[start of Records supplied]

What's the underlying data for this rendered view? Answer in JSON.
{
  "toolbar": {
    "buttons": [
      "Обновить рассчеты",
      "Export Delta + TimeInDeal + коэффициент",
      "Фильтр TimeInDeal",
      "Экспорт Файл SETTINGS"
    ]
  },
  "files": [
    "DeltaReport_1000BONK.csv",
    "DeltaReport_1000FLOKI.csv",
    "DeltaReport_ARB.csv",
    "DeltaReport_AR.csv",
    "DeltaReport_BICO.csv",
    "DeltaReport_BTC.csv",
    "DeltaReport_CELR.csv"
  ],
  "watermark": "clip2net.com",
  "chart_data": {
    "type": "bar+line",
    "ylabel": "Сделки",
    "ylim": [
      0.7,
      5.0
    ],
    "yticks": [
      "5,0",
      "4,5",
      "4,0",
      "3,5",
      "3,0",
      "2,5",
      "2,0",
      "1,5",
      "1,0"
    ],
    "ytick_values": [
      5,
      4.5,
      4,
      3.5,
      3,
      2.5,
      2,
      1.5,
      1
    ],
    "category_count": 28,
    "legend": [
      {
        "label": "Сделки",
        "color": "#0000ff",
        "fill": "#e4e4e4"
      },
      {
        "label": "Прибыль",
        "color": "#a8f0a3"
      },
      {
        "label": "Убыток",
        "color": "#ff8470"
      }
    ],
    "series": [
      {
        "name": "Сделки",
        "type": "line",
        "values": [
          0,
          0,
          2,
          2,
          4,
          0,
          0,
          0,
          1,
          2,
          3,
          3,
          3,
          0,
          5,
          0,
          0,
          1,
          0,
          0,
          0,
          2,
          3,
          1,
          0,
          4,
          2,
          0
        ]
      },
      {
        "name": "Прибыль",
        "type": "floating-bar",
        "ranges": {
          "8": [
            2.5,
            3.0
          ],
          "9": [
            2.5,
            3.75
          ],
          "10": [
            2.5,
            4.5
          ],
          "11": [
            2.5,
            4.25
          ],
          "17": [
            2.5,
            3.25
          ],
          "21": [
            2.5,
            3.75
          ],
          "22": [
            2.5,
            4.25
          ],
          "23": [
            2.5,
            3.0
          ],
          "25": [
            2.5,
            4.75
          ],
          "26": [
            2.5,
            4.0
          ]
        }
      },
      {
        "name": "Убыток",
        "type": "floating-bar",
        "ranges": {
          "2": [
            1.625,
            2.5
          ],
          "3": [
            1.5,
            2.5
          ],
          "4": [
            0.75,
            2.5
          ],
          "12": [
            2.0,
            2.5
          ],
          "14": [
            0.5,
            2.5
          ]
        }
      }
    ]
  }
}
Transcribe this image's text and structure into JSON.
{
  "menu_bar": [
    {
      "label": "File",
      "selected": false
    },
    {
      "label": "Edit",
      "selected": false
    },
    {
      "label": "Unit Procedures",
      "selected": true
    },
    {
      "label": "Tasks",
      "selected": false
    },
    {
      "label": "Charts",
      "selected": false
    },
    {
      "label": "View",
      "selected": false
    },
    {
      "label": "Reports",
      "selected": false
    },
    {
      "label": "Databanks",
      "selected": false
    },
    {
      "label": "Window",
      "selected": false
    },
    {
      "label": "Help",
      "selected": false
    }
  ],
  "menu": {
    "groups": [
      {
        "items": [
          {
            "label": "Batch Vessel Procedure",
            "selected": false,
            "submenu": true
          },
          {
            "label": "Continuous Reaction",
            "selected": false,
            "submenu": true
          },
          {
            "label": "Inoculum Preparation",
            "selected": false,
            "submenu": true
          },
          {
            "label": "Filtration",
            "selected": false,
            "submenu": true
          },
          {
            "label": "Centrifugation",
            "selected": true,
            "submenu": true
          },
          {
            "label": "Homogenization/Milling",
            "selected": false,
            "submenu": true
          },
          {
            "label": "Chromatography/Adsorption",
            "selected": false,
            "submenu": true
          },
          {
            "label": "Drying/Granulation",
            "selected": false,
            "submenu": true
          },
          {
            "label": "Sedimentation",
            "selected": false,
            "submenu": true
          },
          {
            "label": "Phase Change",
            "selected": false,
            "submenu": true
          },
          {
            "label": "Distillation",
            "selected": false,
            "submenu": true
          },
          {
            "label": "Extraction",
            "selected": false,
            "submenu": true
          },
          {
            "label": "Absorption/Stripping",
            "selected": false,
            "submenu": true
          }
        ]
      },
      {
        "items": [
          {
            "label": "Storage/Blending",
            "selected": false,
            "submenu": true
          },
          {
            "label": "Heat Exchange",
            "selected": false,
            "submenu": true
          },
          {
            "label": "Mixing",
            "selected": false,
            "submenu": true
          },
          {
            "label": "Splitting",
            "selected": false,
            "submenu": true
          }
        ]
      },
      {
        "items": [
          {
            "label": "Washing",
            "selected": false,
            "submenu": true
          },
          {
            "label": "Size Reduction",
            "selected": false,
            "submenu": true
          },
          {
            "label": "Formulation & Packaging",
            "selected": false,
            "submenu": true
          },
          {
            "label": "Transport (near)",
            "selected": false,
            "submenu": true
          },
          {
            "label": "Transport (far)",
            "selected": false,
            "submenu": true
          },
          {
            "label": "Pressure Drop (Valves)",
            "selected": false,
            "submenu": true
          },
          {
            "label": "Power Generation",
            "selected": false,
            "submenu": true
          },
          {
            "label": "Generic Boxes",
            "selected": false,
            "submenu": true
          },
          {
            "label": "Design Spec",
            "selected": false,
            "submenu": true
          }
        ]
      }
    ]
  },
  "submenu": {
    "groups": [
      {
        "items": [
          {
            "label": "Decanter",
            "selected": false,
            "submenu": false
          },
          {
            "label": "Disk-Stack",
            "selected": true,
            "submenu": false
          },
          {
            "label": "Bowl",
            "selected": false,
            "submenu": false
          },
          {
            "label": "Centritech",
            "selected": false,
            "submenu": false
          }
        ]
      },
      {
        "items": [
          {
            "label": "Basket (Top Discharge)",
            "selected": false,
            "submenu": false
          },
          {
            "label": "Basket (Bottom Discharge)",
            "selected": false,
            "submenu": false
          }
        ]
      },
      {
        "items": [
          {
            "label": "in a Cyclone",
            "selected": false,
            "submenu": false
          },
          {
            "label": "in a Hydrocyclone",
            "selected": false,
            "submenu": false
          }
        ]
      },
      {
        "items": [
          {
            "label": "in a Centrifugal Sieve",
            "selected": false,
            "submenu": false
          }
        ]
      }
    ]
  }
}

[end of Records supplied]

To be done
In the material above, find the lines that contain "TimeInDeal" and show them.

Complete output
      "Export Delta + TimeInDeal + коэффициент",
      "Фильтр TimeInDeal",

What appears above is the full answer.